» Figure collection entries
****************

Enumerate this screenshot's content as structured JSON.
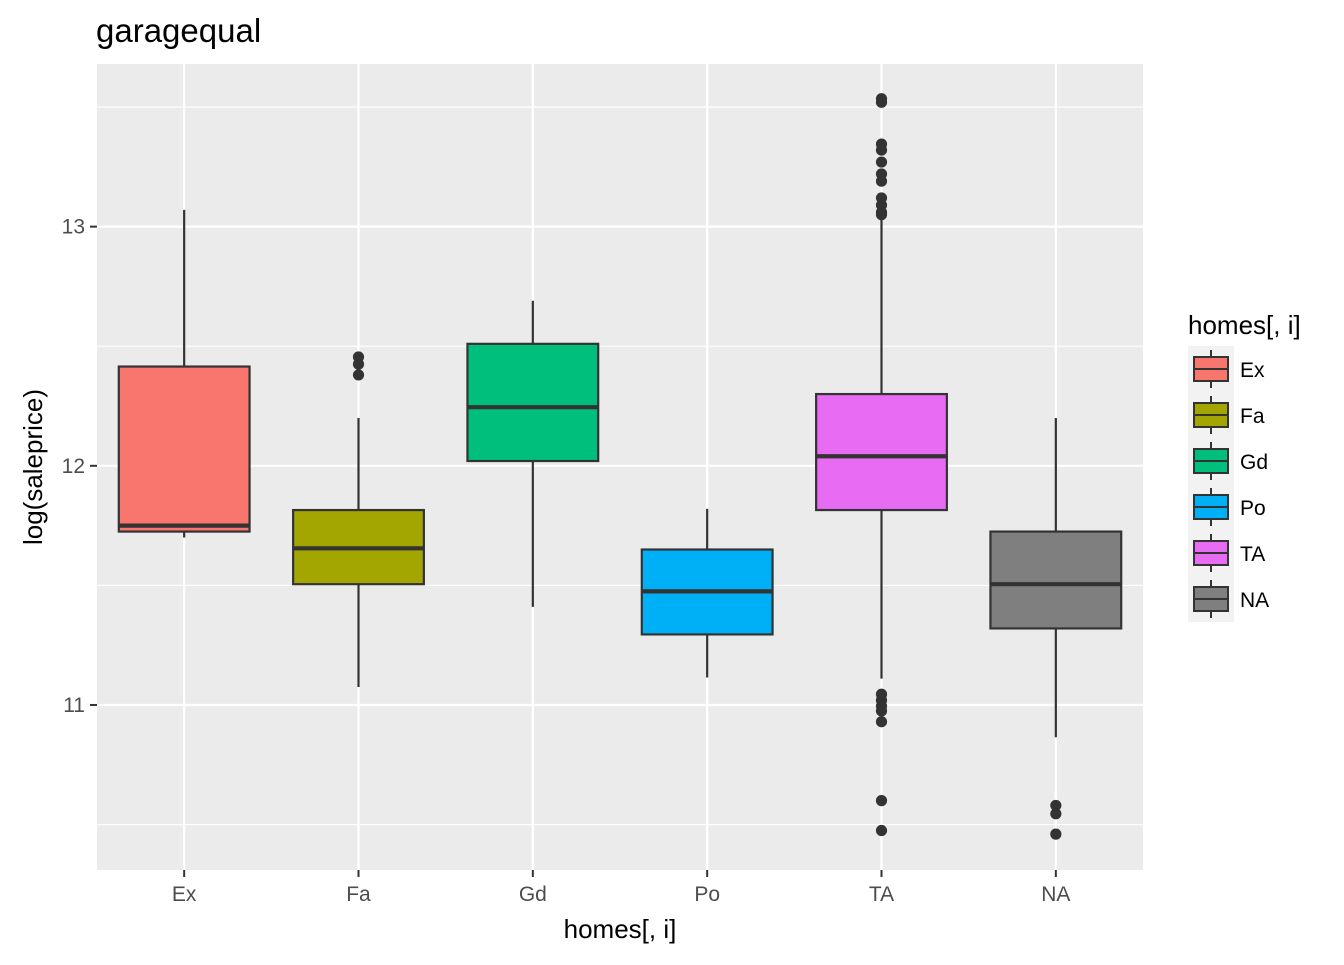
{
  "chart_data": {
    "type": "box",
    "title": "garagequal",
    "xlabel": "homes[, i]",
    "ylabel": "log(saleprice)",
    "ylim": [
      10.31,
      13.68
    ],
    "y_ticks": [
      11,
      12,
      13
    ],
    "grid": true,
    "legend": {
      "title": "homes[, i]",
      "position": "right"
    },
    "categories": [
      "Ex",
      "Fa",
      "Gd",
      "Po",
      "TA",
      "NA"
    ],
    "series": [
      {
        "name": "Ex",
        "color": "#F8766D",
        "min": 11.7,
        "q1": 11.725,
        "median": 11.75,
        "q3": 12.415,
        "max": 13.07,
        "outliers": []
      },
      {
        "name": "Fa",
        "color": "#A3A500",
        "min": 11.075,
        "q1": 11.505,
        "median": 11.655,
        "q3": 11.815,
        "max": 12.2,
        "outliers": [
          12.38,
          12.425,
          12.455
        ]
      },
      {
        "name": "Gd",
        "color": "#00BF7D",
        "min": 11.41,
        "q1": 12.02,
        "median": 12.245,
        "q3": 12.51,
        "max": 12.69,
        "outliers": []
      },
      {
        "name": "Po",
        "color": "#00B0F6",
        "min": 11.115,
        "q1": 11.295,
        "median": 11.475,
        "q3": 11.65,
        "max": 11.82,
        "outliers": []
      },
      {
        "name": "TA",
        "color": "#E76BF3",
        "min": 11.11,
        "q1": 11.815,
        "median": 12.04,
        "q3": 12.3,
        "max": 13.03,
        "outliers": [
          13.535,
          13.52,
          13.345,
          13.32,
          13.27,
          13.22,
          13.19,
          13.12,
          13.09,
          13.06,
          13.05,
          11.045,
          11.02,
          10.995,
          10.975,
          10.93,
          10.6,
          10.475
        ]
      },
      {
        "name": "NA",
        "color": "#7F7F7F",
        "min": 10.865,
        "q1": 11.32,
        "median": 11.505,
        "q3": 11.725,
        "max": 12.2,
        "outliers": [
          10.58,
          10.545,
          10.46
        ]
      }
    ]
  }
}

****************

» Work to do
Images do not belong in the copy; reproduce all other parts of the records above verbatim.

» Finished task
Enumerate this screenshot's content as structured JSON.
{
  "chart_data": {
    "type": "box",
    "title": "garagequal",
    "xlabel": "homes[, i]",
    "ylabel": "log(saleprice)",
    "ylim": [
      10.31,
      13.68
    ],
    "y_ticks": [
      11,
      12,
      13
    ],
    "grid": true,
    "legend": {
      "title": "homes[, i]",
      "position": "right"
    },
    "categories": [
      "Ex",
      "Fa",
      "Gd",
      "Po",
      "TA",
      "NA"
    ],
    "series": [
      {
        "name": "Ex",
        "color": "#F8766D",
        "min": 11.7,
        "q1": 11.725,
        "median": 11.75,
        "q3": 12.415,
        "max": 13.07,
        "outliers": []
      },
      {
        "name": "Fa",
        "color": "#A3A500",
        "min": 11.075,
        "q1": 11.505,
        "median": 11.655,
        "q3": 11.815,
        "max": 12.2,
        "outliers": [
          12.38,
          12.425,
          12.455
        ]
      },
      {
        "name": "Gd",
        "color": "#00BF7D",
        "min": 11.41,
        "q1": 12.02,
        "median": 12.245,
        "q3": 12.51,
        "max": 12.69,
        "outliers": []
      },
      {
        "name": "Po",
        "color": "#00B0F6",
        "min": 11.115,
        "q1": 11.295,
        "median": 11.475,
        "q3": 11.65,
        "max": 11.82,
        "outliers": []
      },
      {
        "name": "TA",
        "color": "#E76BF3",
        "min": 11.11,
        "q1": 11.815,
        "median": 12.04,
        "q3": 12.3,
        "max": 13.03,
        "outliers": [
          13.535,
          13.52,
          13.345,
          13.32,
          13.27,
          13.22,
          13.19,
          13.12,
          13.09,
          13.06,
          13.05,
          11.045,
          11.02,
          10.995,
          10.975,
          10.93,
          10.6,
          10.475
        ]
      },
      {
        "name": "NA",
        "color": "#7F7F7F",
        "min": 10.865,
        "q1": 11.32,
        "median": 11.505,
        "q3": 11.725,
        "max": 12.2,
        "outliers": [
          10.58,
          10.545,
          10.46
        ]
      }
    ]
  }
}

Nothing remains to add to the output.